Prompt >>
Provide an exact copy of the data, excluding the images.

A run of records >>
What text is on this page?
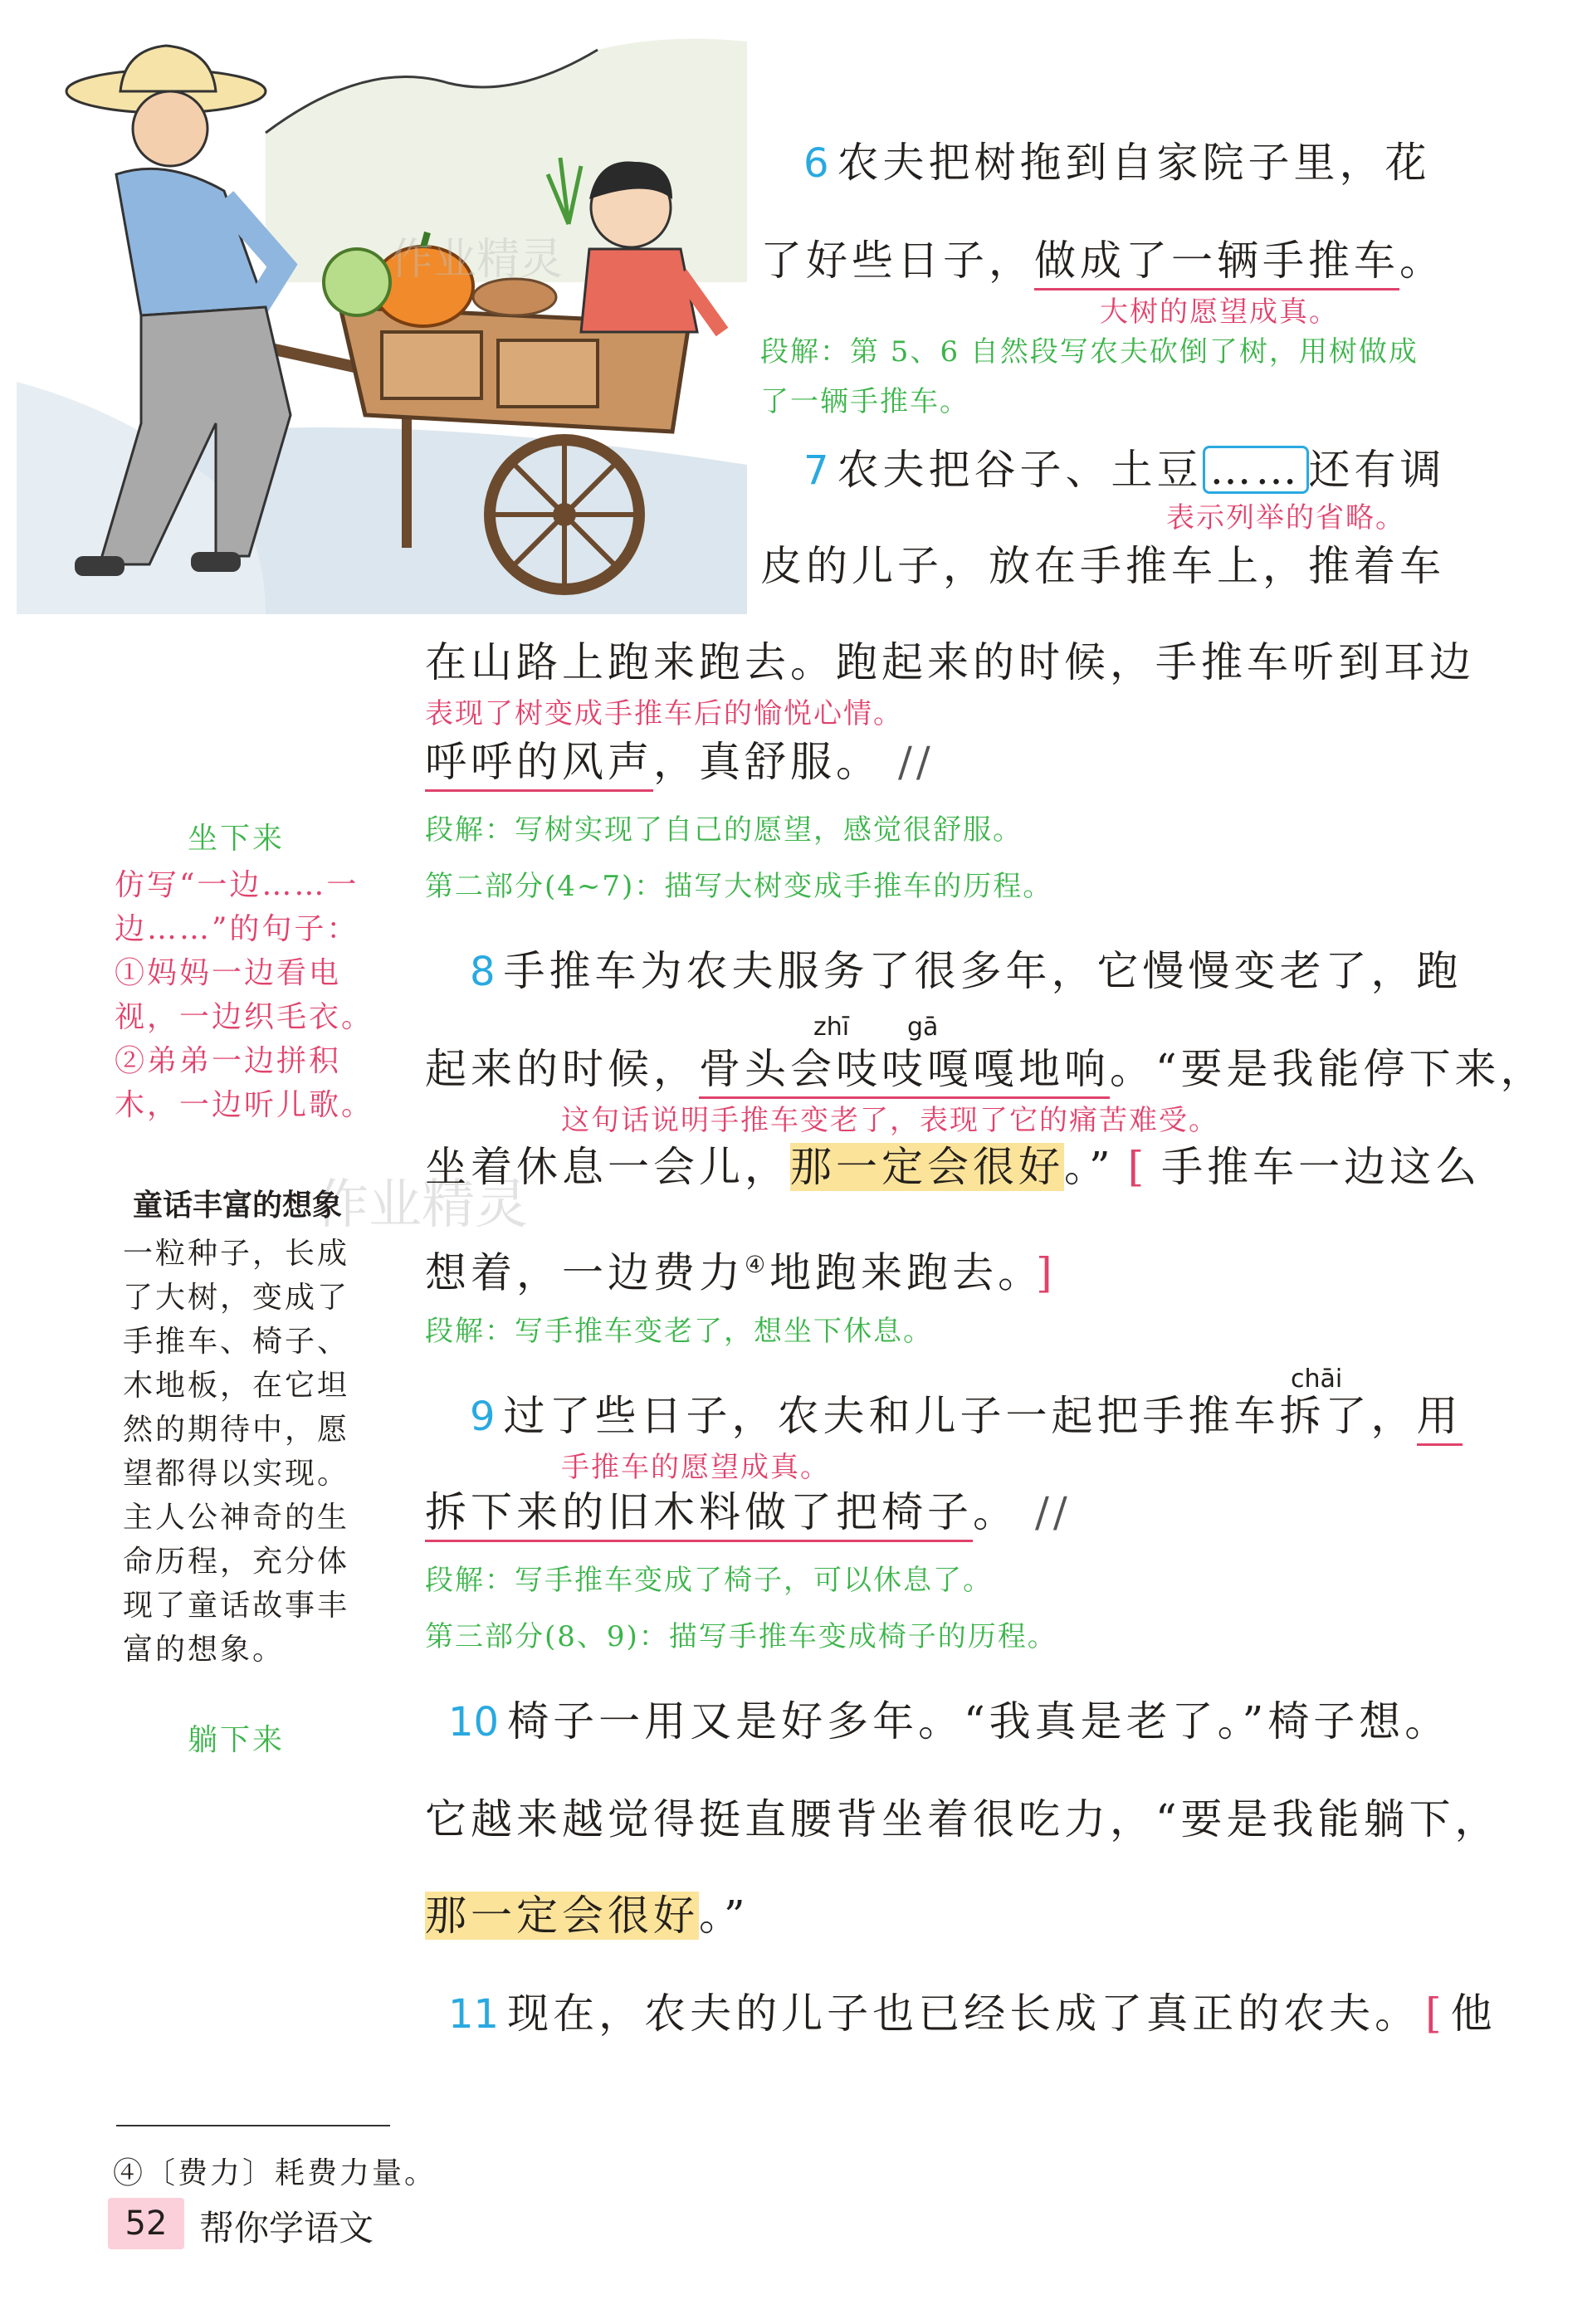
作业精灵
作业精灵
6 农夫把树拖到自家院子里，花
了好些日子，做成了一辆手推车。
大树的愿望成真。
段解：第 5、6 自然段写农夫砍倒了树，用树做成
了一辆手推车。
7 农夫把谷子、土豆 …… 还有调
表示列举的省略。
皮的儿子，放在手推车上，推着车
在山路上跑来跑去。跑起来的时候，手推车听到耳边
表现了树变成手推车后的愉悦心情。
呼呼的风声，真舒服。 //
段解：写树实现了自己的愿望，感觉很舒服。
第二部分(4~7)：描写大树变成手推车的历程。
8 手推车为农夫服务了很多年，它慢慢变老了，跑
zhī gā
起来的时候，骨头会吱吱嘎嘎地响。“要是我能停下来，
这句话说明手推车变老了，表现了它的痛苦难受。
坐着休息一会儿，那一定会很好。” [ 手推车一边这么
想着，一边费力④地跑来跑去。 ]
段解：写手推车变老了，想坐下休息。
chāi
9 过了些日子，农夫和儿子一起把手推车拆了，用
手推车的愿望成真。
拆下来的旧木料做了把椅子。 //
段解：写手推车变成了椅子，可以休息了。
第三部分(8、9)：描写手推车变成椅子的历程。
10 椅子一用又是好多年。“我真是老了。”椅子想。
它越来越觉得挺直腰背坐着很吃力，“要是我能躺下，
那一定会很好。”
11 现在，农夫的儿子也已经长成了真正的农夫。 [ 他
坐下来
仿写“一边……一
边……”的句子：
①妈妈一边看电
视，一边织毛衣。
②弟弟一边拼积
木，一边听儿歌。
童话丰富的想象
一粒种子，长成
了大树，变成了
手推车、椅子、
木地板，在它坦
然的期待中，愿
望都得以实现。
主人公神奇的生
命历程，充分体
现了童话故事丰
富的想象。
躺下来
④〔费力〕耗费力量。
52 帮你学语文
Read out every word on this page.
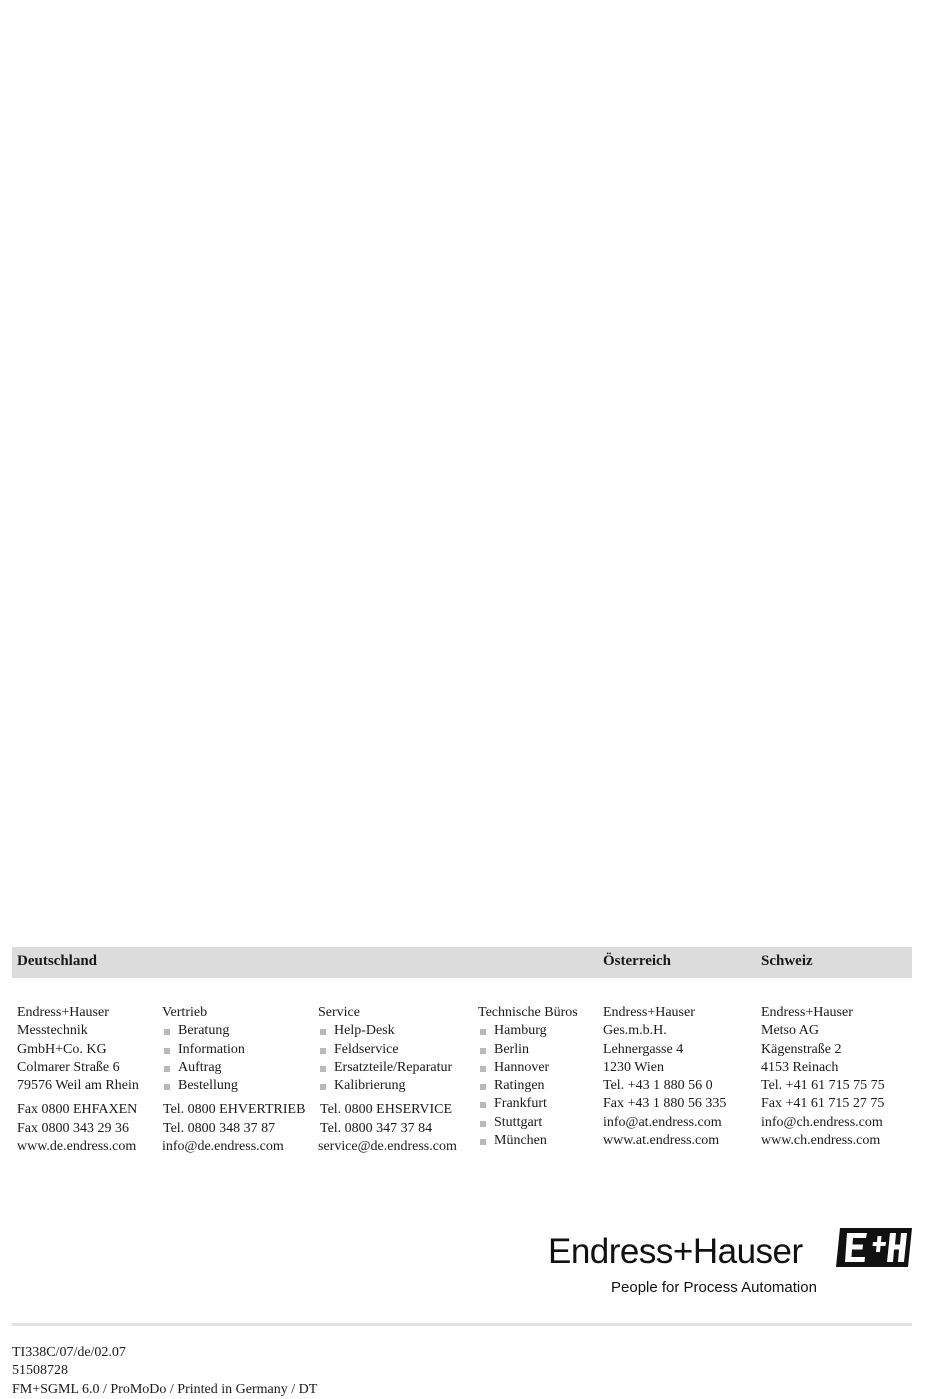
Deutschland	Österreich	Schweiz
Endress+Hauser
Messtechnik
GmbH+Co. KG
Colmarer Straße 6
79576 Weil am Rhein
Fax 0800 EHFAXEN
Fax 0800 343 29 36
www.de.endress.com
Vertrieb
Beratung
Information
Auftrag
Bestellung
Tel. 0800 EHVERTRIEB
Tel. 0800 348 37 87
info@de.endress.com
Service
Help-Desk
Feldservice
Ersatzteile/Reparatur
Kalibrierung
Tel. 0800 EHSERVICE
Tel. 0800 347 37 84
service@de.endress.com
Technische Büros
Hamburg
Berlin
Hannover
Ratingen
Frankfurt
Stuttgart
München
Endress+Hauser
Ges.m.b.H.
Lehnergasse 4
1230 Wien
Tel. +43 1 880 56 0
Fax +43 1 880 56 335
info@at.endress.com
www.at.endress.com
Endress+Hauser
Metso AG
Kägenstraße 2
4153 Reinach
Tel. +41 61 715 75 75
Fax +41 61 715 27 75
info@ch.endress.com
www.ch.endress.com
Endress+Hauser
People for Process Automation
TI338C/07/de/02.07
51508728
FM+SGML 6.0 / ProMoDo / Printed in Germany / DT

Answer to this task >>
What text is on this page?
作业精灵
作业精灵
6 农夫把树拖到自家院子里，花
了好些日子，做成了一辆手推车。
大树的愿望成真。
段解：第 5、6 自然段写农夫砍倒了树，用树做成
了一辆手推车。
7 农夫把谷子、土豆 …… 还有调
表示列举的省略。
皮的儿子，放在手推车上，推着车
在山路上跑来跑去。跑起来的时候，手推车听到耳边
表现了树变成手推车后的愉悦心情。
呼呼的风声，真舒服。 //
段解：写树实现了自己的愿望，感觉很舒服。
第二部分(4~7)：描写大树变成手推车的历程。
8 手推车为农夫服务了很多年，它慢慢变老了，跑
zhī gā
起来的时候，骨头会吱吱嘎嘎地响。“要是我能停下来，
这句话说明手推车变老了，表现了它的痛苦难受。
坐着休息一会儿，那一定会很好。” [ 手推车一边这么
想着，一边费力④地跑来跑去。 ]
段解：写手推车变老了，想坐下休息。
chāi
9 过了些日子，农夫和儿子一起把手推车拆了，用
手推车的愿望成真。
拆下来的旧木料做了把椅子。 //
段解：写手推车变成了椅子，可以休息了。
第三部分(8、9)：描写手推车变成椅子的历程。
10 椅子一用又是好多年。“我真是老了。”椅子想。
它越来越觉得挺直腰背坐着很吃力，“要是我能躺下，
那一定会很好。”
11 现在，农夫的儿子也已经长成了真正的农夫。 [ 他
坐下来
仿写“一边……一
边……”的句子：
①妈妈一边看电
视，一边织毛衣。
②弟弟一边拼积
木，一边听儿歌。
童话丰富的想象
一粒种子，长成
了大树，变成了
手推车、椅子、
木地板，在它坦
然的期待中，愿
望都得以实现。
主人公神奇的生
命历程，充分体
现了童话故事丰
富的想象。
躺下来
④〔费力〕耗费力量。
52 帮你学语文
Read out every word on this page.
Deutschland	Österreich	Schweiz
Endress+Hauser
Messtechnik
GmbH+Co. KG
Colmarer Straße 6
79576 Weil am Rhein
Fax 0800 EHFAXEN
Fax 0800 343 29 36
www.de.endress.com
Vertrieb
Beratung
Information
Auftrag
Bestellung
Tel. 0800 EHVERTRIEB
Tel. 0800 348 37 87
info@de.endress.com
Service
Help-Desk
Feldservice
Ersatzteile/Reparatur
Kalibrierung
Tel. 0800 EHSERVICE
Tel. 0800 347 37 84
service@de.endress.com
Technische Büros
Hamburg
Berlin
Hannover
Ratingen
Frankfurt
Stuttgart
München
Endress+Hauser
Ges.m.b.H.
Lehnergasse 4
1230 Wien
Tel. +43 1 880 56 0
Fax +43 1 880 56 335
info@at.endress.com
www.at.endress.com
Endress+Hauser
Metso AG
Kägenstraße 2
4153 Reinach
Tel. +41 61 715 75 75
Fax +41 61 715 27 75
info@ch.endress.com
www.ch.endress.com
Endress+Hauser
People for Process Automation
TI338C/07/de/02.07
51508728
FM+SGML 6.0 / ProMoDo / Printed in Germany / DT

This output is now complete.